TASK INPUTS:

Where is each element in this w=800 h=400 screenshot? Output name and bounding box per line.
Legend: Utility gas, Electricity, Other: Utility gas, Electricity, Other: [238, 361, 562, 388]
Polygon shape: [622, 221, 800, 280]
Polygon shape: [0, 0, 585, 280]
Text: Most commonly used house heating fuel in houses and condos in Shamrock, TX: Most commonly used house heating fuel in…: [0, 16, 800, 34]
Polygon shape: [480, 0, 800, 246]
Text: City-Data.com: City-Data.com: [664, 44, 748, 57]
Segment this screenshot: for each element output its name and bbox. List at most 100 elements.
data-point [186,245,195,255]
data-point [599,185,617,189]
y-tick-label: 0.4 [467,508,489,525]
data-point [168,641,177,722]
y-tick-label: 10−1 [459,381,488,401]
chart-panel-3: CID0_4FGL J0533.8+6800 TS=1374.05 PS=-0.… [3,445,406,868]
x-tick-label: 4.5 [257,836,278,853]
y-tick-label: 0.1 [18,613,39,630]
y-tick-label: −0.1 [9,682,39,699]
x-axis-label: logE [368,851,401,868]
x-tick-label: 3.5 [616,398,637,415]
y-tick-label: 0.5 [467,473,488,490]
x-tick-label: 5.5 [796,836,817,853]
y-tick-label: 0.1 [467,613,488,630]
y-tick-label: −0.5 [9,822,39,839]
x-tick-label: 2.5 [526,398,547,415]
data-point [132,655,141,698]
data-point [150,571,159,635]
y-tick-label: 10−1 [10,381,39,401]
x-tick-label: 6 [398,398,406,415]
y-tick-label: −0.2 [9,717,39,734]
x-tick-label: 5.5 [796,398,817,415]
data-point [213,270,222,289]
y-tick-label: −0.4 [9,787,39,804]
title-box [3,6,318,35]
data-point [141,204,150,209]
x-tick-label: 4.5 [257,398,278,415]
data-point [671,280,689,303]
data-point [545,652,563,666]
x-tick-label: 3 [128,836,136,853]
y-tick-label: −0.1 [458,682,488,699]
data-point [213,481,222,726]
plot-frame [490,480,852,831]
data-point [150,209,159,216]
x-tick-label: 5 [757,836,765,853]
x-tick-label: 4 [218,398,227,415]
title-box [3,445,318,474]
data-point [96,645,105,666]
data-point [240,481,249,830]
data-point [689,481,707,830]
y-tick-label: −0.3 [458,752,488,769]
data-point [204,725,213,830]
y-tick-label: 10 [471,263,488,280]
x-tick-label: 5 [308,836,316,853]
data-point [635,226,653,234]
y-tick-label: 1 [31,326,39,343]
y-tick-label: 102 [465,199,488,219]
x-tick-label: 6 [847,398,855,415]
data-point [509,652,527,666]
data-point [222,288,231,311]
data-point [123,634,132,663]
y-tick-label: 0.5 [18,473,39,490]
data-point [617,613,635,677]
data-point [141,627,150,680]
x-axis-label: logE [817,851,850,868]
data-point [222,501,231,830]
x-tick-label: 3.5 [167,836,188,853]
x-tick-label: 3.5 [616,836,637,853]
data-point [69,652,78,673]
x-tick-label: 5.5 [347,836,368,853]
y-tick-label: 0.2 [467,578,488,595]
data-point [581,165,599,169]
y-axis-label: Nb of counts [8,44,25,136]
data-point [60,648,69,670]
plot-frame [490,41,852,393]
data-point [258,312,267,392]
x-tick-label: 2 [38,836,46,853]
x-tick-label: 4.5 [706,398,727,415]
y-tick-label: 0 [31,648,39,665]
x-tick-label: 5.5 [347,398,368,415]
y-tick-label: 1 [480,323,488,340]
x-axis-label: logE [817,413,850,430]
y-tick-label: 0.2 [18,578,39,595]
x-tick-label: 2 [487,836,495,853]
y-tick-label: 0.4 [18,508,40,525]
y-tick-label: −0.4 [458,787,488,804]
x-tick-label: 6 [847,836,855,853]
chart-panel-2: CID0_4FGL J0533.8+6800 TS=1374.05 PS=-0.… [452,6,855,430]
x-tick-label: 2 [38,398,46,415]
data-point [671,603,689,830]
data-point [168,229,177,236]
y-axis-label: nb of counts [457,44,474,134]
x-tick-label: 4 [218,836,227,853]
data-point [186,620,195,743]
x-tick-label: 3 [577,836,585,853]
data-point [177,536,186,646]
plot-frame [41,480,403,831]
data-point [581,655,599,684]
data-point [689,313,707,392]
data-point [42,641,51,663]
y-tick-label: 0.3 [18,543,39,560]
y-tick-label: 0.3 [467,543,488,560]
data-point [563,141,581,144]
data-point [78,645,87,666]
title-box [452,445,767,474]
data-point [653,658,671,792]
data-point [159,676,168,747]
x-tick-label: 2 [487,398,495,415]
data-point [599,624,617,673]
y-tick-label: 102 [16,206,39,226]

STATED PROBLEM: Retype all of the material above without changing a single character, keeping every line in its original order.

RESPONSE:
Where is each element in this w=800 h=400 screenshot? Output name and bounding box per line.
Legend: Utility gas, Electricity, Other: Utility gas, Electricity, Other: [238, 361, 562, 388]
Polygon shape: [622, 221, 800, 280]
Polygon shape: [0, 0, 585, 280]
Text: Most commonly used house heating fuel in houses and condos in Shamrock, TX: Most commonly used house heating fuel in…: [0, 16, 800, 34]
Polygon shape: [480, 0, 800, 246]
Text: City-Data.com: City-Data.com: [664, 44, 748, 57]
Segment this screenshot: for each element output its name and bbox. List at most 100 elements.
data-point [186,245,195,255]
data-point [599,185,617,189]
y-tick-label: 0.4 [467,508,489,525]
data-point [168,641,177,722]
y-tick-label: 10−1 [459,381,488,401]
chart-panel-3: CID0_4FGL J0533.8+6800 TS=1374.05 PS=-0.… [3,445,406,868]
x-tick-label: 4.5 [257,836,278,853]
y-tick-label: 0.1 [18,613,39,630]
y-tick-label: −0.1 [9,682,39,699]
x-axis-label: logE [368,851,401,868]
x-tick-label: 3.5 [616,398,637,415]
y-tick-label: 0.5 [467,473,488,490]
x-tick-label: 5.5 [796,836,817,853]
y-tick-label: 0.1 [467,613,488,630]
y-tick-label: −0.5 [9,822,39,839]
x-tick-label: 2.5 [526,398,547,415]
data-point [132,655,141,698]
data-point [150,571,159,635]
y-tick-label: 10−1 [10,381,39,401]
x-tick-label: 6 [398,398,406,415]
y-tick-label: −0.2 [9,717,39,734]
x-tick-label: 5.5 [796,398,817,415]
data-point [213,270,222,289]
y-tick-label: −0.4 [9,787,39,804]
title-box [3,6,318,35]
data-point [141,204,150,209]
x-tick-label: 4.5 [257,398,278,415]
data-point [671,280,689,303]
data-point [545,652,563,666]
x-tick-label: 3 [128,836,136,853]
y-tick-label: −0.1 [458,682,488,699]
data-point [213,481,222,726]
plot-frame [490,480,852,831]
data-point [150,209,159,216]
x-tick-label: 5 [757,836,765,853]
x-tick-label: 4 [218,398,227,415]
title-box [3,445,318,474]
data-point [96,645,105,666]
data-point [240,481,249,830]
data-point [689,481,707,830]
y-tick-label: −0.3 [458,752,488,769]
data-point [204,725,213,830]
y-tick-label: 10 [471,263,488,280]
x-tick-label: 5 [308,836,316,853]
data-point [635,226,653,234]
y-tick-label: 1 [31,326,39,343]
y-tick-label: 102 [465,199,488,219]
x-tick-label: 6 [847,398,855,415]
data-point [509,652,527,666]
data-point [222,288,231,311]
data-point [123,634,132,663]
y-tick-label: 0.5 [18,473,39,490]
data-point [617,613,635,677]
data-point [141,627,150,680]
x-axis-label: logE [817,851,850,868]
data-point [222,501,231,830]
x-tick-label: 3.5 [167,836,188,853]
x-tick-label: 3.5 [616,836,637,853]
data-point [69,652,78,673]
x-tick-label: 5.5 [347,836,368,853]
y-tick-label: 0.2 [467,578,488,595]
data-point [581,165,599,169]
y-axis-label: Nb of counts [8,44,25,136]
data-point [60,648,69,670]
plot-frame [490,41,852,393]
data-point [258,312,267,392]
x-tick-label: 2 [38,836,46,853]
x-tick-label: 4.5 [706,398,727,415]
y-tick-label: 0 [31,648,39,665]
x-tick-label: 5.5 [347,398,368,415]
y-tick-label: 1 [480,323,488,340]
x-axis-label: logE [817,413,850,430]
y-tick-label: 0.2 [18,578,39,595]
x-tick-label: 2 [487,836,495,853]
y-tick-label: 0.4 [18,508,40,525]
y-tick-label: −0.4 [458,787,488,804]
x-tick-label: 6 [847,836,855,853]
chart-panel-2: CID0_4FGL J0533.8+6800 TS=1374.05 PS=-0.… [452,6,855,430]
x-tick-label: 2 [38,398,46,415]
data-point [671,603,689,830]
data-point [168,229,177,236]
y-axis-label: nb of counts [457,44,474,134]
x-tick-label: 4 [218,836,227,853]
data-point [186,620,195,743]
x-tick-label: 3 [577,836,585,853]
data-point [177,536,186,646]
plot-frame [41,480,403,831]
data-point [581,655,599,684]
data-point [689,313,707,392]
data-point [42,641,51,663]
y-tick-label: 0.3 [18,543,39,560]
y-tick-label: 0.3 [467,543,488,560]
data-point [563,141,581,144]
data-point [78,645,87,666]
title-box [452,445,767,474]
data-point [653,658,671,792]
data-point [159,676,168,747]
x-tick-label: 2 [487,398,495,415]
data-point [599,624,617,673]
y-tick-label: 102 [16,206,39,226]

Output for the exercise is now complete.